━━━ EXCERPTED RECORDS
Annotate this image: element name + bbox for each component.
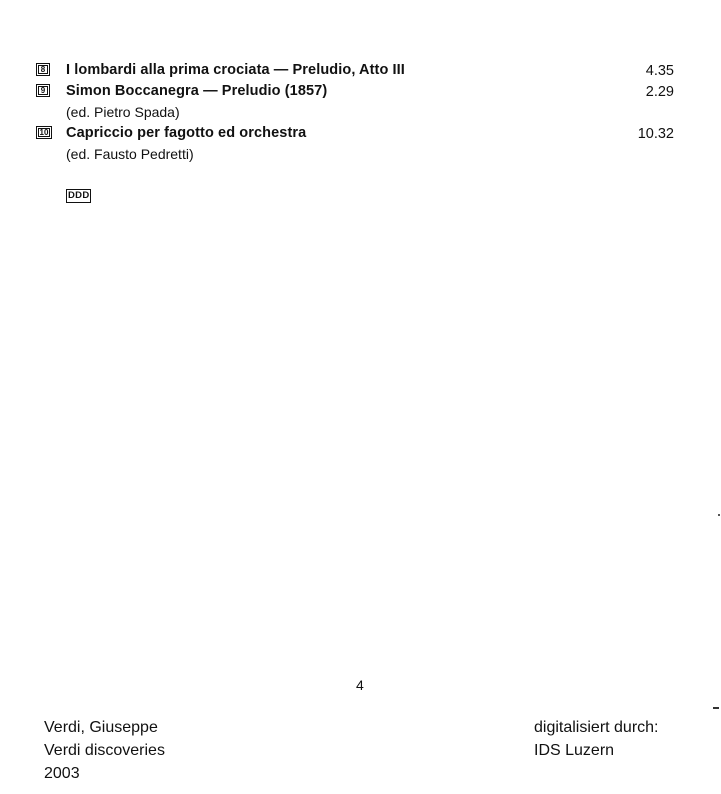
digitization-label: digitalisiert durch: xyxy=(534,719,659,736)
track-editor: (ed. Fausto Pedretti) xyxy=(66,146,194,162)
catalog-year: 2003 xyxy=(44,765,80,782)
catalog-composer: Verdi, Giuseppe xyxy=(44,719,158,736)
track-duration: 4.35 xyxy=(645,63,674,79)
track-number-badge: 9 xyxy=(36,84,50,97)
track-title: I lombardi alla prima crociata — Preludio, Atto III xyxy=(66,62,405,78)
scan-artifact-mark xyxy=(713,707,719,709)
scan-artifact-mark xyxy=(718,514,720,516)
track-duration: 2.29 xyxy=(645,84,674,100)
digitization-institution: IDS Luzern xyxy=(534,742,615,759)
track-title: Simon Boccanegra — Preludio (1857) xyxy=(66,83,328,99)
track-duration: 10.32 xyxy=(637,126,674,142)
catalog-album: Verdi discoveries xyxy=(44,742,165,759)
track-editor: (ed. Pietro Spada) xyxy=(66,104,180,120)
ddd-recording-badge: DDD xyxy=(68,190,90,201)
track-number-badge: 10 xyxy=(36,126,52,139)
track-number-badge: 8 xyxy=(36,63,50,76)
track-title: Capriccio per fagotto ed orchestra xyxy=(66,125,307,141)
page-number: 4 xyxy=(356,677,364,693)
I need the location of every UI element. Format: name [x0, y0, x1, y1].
━━━━━━
Reproduce every line of the entry above verbatim, omitting the picture placeholder.

Annotate this image: element name + bbox for each component.
digitization-label: digitalisiert durch: xyxy=(534,719,659,736)
track-editor: (ed. Fausto Pedretti) xyxy=(66,146,194,162)
catalog-year: 2003 xyxy=(44,765,80,782)
catalog-composer: Verdi, Giuseppe xyxy=(44,719,158,736)
track-duration: 4.35 xyxy=(645,63,674,79)
track-number-badge: 9 xyxy=(36,84,50,97)
track-title: I lombardi alla prima crociata — Preludio, Atto III xyxy=(66,62,405,78)
scan-artifact-mark xyxy=(713,707,719,709)
scan-artifact-mark xyxy=(718,514,720,516)
track-duration: 2.29 xyxy=(645,84,674,100)
digitization-institution: IDS Luzern xyxy=(534,742,615,759)
track-title: Simon Boccanegra — Preludio (1857) xyxy=(66,83,328,99)
track-duration: 10.32 xyxy=(637,126,674,142)
catalog-album: Verdi discoveries xyxy=(44,742,165,759)
track-editor: (ed. Pietro Spada) xyxy=(66,104,180,120)
ddd-recording-badge: DDD xyxy=(68,190,90,201)
track-number-badge: 10 xyxy=(36,126,52,139)
track-number-badge: 8 xyxy=(36,63,50,76)
track-title: Capriccio per fagotto ed orchestra xyxy=(66,125,307,141)
page-number: 4 xyxy=(356,677,364,693)
I need the location of every UI element. Format: name [x0, y0, x1, y1].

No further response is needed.